### Excerpted records:
** BEGIN **
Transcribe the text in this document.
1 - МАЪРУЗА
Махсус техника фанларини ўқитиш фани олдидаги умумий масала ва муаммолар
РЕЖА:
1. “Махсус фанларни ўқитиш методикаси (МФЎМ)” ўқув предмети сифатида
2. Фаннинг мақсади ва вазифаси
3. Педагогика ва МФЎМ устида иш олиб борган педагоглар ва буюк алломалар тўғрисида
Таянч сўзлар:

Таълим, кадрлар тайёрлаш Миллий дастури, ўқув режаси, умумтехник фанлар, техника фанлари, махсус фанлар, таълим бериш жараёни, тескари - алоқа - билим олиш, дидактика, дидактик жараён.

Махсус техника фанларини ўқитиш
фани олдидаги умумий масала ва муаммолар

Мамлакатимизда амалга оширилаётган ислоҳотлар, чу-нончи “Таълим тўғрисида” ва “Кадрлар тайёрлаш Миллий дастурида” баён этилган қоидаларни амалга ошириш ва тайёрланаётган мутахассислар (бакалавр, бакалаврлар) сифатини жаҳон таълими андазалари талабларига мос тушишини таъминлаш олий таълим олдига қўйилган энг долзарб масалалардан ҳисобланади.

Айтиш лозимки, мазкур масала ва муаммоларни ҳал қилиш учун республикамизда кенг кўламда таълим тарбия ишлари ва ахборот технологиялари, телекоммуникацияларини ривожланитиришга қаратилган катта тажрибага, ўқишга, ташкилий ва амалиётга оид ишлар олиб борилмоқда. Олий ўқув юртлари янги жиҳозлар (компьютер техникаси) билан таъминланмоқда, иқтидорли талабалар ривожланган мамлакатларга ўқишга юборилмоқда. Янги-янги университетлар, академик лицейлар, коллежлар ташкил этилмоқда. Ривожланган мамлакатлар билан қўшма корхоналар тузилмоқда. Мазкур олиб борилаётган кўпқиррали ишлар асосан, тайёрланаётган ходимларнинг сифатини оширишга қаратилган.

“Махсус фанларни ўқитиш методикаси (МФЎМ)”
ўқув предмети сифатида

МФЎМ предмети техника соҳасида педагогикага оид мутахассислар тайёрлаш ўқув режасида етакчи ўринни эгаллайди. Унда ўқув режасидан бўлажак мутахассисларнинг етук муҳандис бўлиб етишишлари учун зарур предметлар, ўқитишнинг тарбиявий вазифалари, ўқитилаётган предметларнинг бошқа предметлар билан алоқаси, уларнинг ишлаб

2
** END **
### Set task:
Output each entry precisely as given.

### Completed task:
Transcribe the text in this document.
1 - МАЪРУЗА
Махсус техника фанларини ўқитиш фани олдидаги умумий масала ва муаммолар
РЕЖА:
1. “Махсус фанларни ўқитиш методикаси (МФЎМ)” ўқув предмети сифатида
2. Фаннинг мақсади ва вазифаси
3. Педагогика ва МФЎМ устида иш олиб борган педагоглар ва буюк алломалар тўғрисида
Таянч сўзлар:

Таълим, кадрлар тайёрлаш Миллий дастури, ўқув режаси, умумтехник фанлар, техника фанлари, махсус фанлар, таълим бериш жараёни, тескари - алоқа - билим олиш, дидактика, дидактик жараён.

Махсус техника фанларини ўқитиш
фани олдидаги умумий масала ва муаммолар

Мамлакатимизда амалга оширилаётган ислоҳотлар, чу-нончи “Таълим тўғрисида” ва “Кадрлар тайёрлаш Миллий дастурида” баён этилган қоидаларни амалга ошириш ва тайёрланаётган мутахассислар (бакалавр, бакалаврлар) сифатини жаҳон таълими андазалари талабларига мос тушишини таъминлаш олий таълим олдига қўйилган энг долзарб масалалардан ҳисобланади.

Айтиш лозимки, мазкур масала ва муаммоларни ҳал қилиш учун республикамизда кенг кўламда таълим тарбия ишлари ва ахборот технологиялари, телекоммуникацияларини ривожланитиришга қаратилган катта тажрибага, ўқишга, ташкилий ва амалиётга оид ишлар олиб борилмоқда. Олий ўқув юртлари янги жиҳозлар (компьютер техникаси) билан таъминланмоқда, иқтидорли талабалар ривожланган мамлакатларга ўқишга юборилмоқда. Янги-янги университетлар, академик лицейлар, коллежлар ташкил этилмоқда. Ривожланган мамлакатлар билан қўшма корхоналар тузилмоқда. Мазкур олиб борилаётган кўпқиррали ишлар асосан, тайёрланаётган ходимларнинг сифатини оширишга қаратилган.

“Махсус фанларни ўқитиш методикаси (МФЎМ)”
ўқув предмети сифатида

МФЎМ предмети техника соҳасида педагогикага оид мутахассислар тайёрлаш ўқув режасида етакчи ўринни эгаллайди. Унда ўқув режасидан бўлажак мутахассисларнинг етук муҳандис бўлиб етишишлари учун зарур предметлар, ўқитишнинг тарбиявий вазифалари, ўқитилаётган предметларнинг бошқа предметлар билан алоқаси, уларнинг ишлаб

2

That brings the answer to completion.